# start of PROVIDED INFORMATION
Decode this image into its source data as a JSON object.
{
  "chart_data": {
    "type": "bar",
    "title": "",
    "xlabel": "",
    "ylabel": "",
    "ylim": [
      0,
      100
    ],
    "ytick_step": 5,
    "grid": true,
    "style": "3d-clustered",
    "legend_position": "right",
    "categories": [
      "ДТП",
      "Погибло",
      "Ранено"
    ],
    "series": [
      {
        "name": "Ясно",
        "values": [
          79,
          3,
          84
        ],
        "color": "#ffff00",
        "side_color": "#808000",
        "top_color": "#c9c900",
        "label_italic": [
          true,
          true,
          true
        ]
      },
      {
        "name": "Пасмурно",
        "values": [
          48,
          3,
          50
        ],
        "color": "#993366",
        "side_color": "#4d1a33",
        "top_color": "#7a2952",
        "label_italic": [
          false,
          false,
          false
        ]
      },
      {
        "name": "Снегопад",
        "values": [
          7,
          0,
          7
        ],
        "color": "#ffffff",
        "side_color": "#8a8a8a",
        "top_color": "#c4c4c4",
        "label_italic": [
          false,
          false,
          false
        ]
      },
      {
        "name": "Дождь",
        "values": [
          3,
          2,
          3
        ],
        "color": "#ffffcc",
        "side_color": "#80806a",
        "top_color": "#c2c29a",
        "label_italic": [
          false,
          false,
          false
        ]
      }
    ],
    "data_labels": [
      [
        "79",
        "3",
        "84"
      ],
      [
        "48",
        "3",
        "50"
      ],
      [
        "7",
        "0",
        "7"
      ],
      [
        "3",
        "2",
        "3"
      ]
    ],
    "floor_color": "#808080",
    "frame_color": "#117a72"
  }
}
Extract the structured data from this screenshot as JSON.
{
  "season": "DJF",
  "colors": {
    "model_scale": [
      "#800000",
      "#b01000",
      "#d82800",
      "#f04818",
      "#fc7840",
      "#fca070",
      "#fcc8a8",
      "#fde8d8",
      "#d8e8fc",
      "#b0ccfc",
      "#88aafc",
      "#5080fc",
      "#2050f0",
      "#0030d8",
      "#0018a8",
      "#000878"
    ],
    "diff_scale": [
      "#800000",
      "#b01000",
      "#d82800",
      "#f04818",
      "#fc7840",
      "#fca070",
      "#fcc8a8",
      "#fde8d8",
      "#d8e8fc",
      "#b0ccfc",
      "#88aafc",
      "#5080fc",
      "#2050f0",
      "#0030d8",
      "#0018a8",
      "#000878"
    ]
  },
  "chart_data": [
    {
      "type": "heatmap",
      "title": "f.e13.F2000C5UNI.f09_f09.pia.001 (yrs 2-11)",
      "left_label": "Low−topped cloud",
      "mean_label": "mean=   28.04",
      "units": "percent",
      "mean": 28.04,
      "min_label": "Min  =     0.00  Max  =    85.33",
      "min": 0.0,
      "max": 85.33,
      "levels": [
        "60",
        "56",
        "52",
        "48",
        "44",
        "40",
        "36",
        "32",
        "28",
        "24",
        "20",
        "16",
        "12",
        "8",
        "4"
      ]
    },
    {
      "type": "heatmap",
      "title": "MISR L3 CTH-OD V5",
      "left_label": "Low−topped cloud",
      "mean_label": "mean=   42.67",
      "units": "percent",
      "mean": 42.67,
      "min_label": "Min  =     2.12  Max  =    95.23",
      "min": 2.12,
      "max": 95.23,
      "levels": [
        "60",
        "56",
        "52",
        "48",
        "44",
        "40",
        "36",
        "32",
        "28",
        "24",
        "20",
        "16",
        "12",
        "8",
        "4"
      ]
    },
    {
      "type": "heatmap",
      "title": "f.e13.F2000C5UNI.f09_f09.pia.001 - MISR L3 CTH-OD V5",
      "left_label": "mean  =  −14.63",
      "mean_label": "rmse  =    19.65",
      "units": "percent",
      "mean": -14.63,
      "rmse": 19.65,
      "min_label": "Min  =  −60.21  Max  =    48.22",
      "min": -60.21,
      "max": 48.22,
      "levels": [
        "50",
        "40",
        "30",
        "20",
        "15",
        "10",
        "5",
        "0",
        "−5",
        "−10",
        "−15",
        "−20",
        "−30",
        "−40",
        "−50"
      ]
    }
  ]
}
# end of PROVIDED INFORMATION
[REQUIREMENT] Nothing in the listing may be changed; retype it all exactly.

[RESPONSE BELOW]
Decode this image into its source data as a JSON object.
{
  "chart_data": {
    "type": "bar",
    "title": "",
    "xlabel": "",
    "ylabel": "",
    "ylim": [
      0,
      100
    ],
    "ytick_step": 5,
    "grid": true,
    "style": "3d-clustered",
    "legend_position": "right",
    "categories": [
      "ДТП",
      "Погибло",
      "Ранено"
    ],
    "series": [
      {
        "name": "Ясно",
        "values": [
          79,
          3,
          84
        ],
        "color": "#ffff00",
        "side_color": "#808000",
        "top_color": "#c9c900",
        "label_italic": [
          true,
          true,
          true
        ]
      },
      {
        "name": "Пасмурно",
        "values": [
          48,
          3,
          50
        ],
        "color": "#993366",
        "side_color": "#4d1a33",
        "top_color": "#7a2952",
        "label_italic": [
          false,
          false,
          false
        ]
      },
      {
        "name": "Снегопад",
        "values": [
          7,
          0,
          7
        ],
        "color": "#ffffff",
        "side_color": "#8a8a8a",
        "top_color": "#c4c4c4",
        "label_italic": [
          false,
          false,
          false
        ]
      },
      {
        "name": "Дождь",
        "values": [
          3,
          2,
          3
        ],
        "color": "#ffffcc",
        "side_color": "#80806a",
        "top_color": "#c2c29a",
        "label_italic": [
          false,
          false,
          false
        ]
      }
    ],
    "data_labels": [
      [
        "79",
        "3",
        "84"
      ],
      [
        "48",
        "3",
        "50"
      ],
      [
        "7",
        "0",
        "7"
      ],
      [
        "3",
        "2",
        "3"
      ]
    ],
    "floor_color": "#808080",
    "frame_color": "#117a72"
  }
}
Extract the structured data from this screenshot as JSON.
{
  "season": "DJF",
  "colors": {
    "model_scale": [
      "#800000",
      "#b01000",
      "#d82800",
      "#f04818",
      "#fc7840",
      "#fca070",
      "#fcc8a8",
      "#fde8d8",
      "#d8e8fc",
      "#b0ccfc",
      "#88aafc",
      "#5080fc",
      "#2050f0",
      "#0030d8",
      "#0018a8",
      "#000878"
    ],
    "diff_scale": [
      "#800000",
      "#b01000",
      "#d82800",
      "#f04818",
      "#fc7840",
      "#fca070",
      "#fcc8a8",
      "#fde8d8",
      "#d8e8fc",
      "#b0ccfc",
      "#88aafc",
      "#5080fc",
      "#2050f0",
      "#0030d8",
      "#0018a8",
      "#000878"
    ]
  },
  "chart_data": [
    {
      "type": "heatmap",
      "title": "f.e13.F2000C5UNI.f09_f09.pia.001 (yrs 2-11)",
      "left_label": "Low−topped cloud",
      "mean_label": "mean=   28.04",
      "units": "percent",
      "mean": 28.04,
      "min_label": "Min  =     0.00  Max  =    85.33",
      "min": 0.0,
      "max": 85.33,
      "levels": [
        "60",
        "56",
        "52",
        "48",
        "44",
        "40",
        "36",
        "32",
        "28",
        "24",
        "20",
        "16",
        "12",
        "8",
        "4"
      ]
    },
    {
      "type": "heatmap",
      "title": "MISR L3 CTH-OD V5",
      "left_label": "Low−topped cloud",
      "mean_label": "mean=   42.67",
      "units": "percent",
      "mean": 42.67,
      "min_label": "Min  =     2.12  Max  =    95.23",
      "min": 2.12,
      "max": 95.23,
      "levels": [
        "60",
        "56",
        "52",
        "48",
        "44",
        "40",
        "36",
        "32",
        "28",
        "24",
        "20",
        "16",
        "12",
        "8",
        "4"
      ]
    },
    {
      "type": "heatmap",
      "title": "f.e13.F2000C5UNI.f09_f09.pia.001 - MISR L3 CTH-OD V5",
      "left_label": "mean  =  −14.63",
      "mean_label": "rmse  =    19.65",
      "units": "percent",
      "mean": -14.63,
      "rmse": 19.65,
      "min_label": "Min  =  −60.21  Max  =    48.22",
      "min": -60.21,
      "max": 48.22,
      "levels": [
        "50",
        "40",
        "30",
        "20",
        "15",
        "10",
        "5",
        "0",
        "−5",
        "−10",
        "−15",
        "−20",
        "−30",
        "−40",
        "−50"
      ]
    }
  ]
}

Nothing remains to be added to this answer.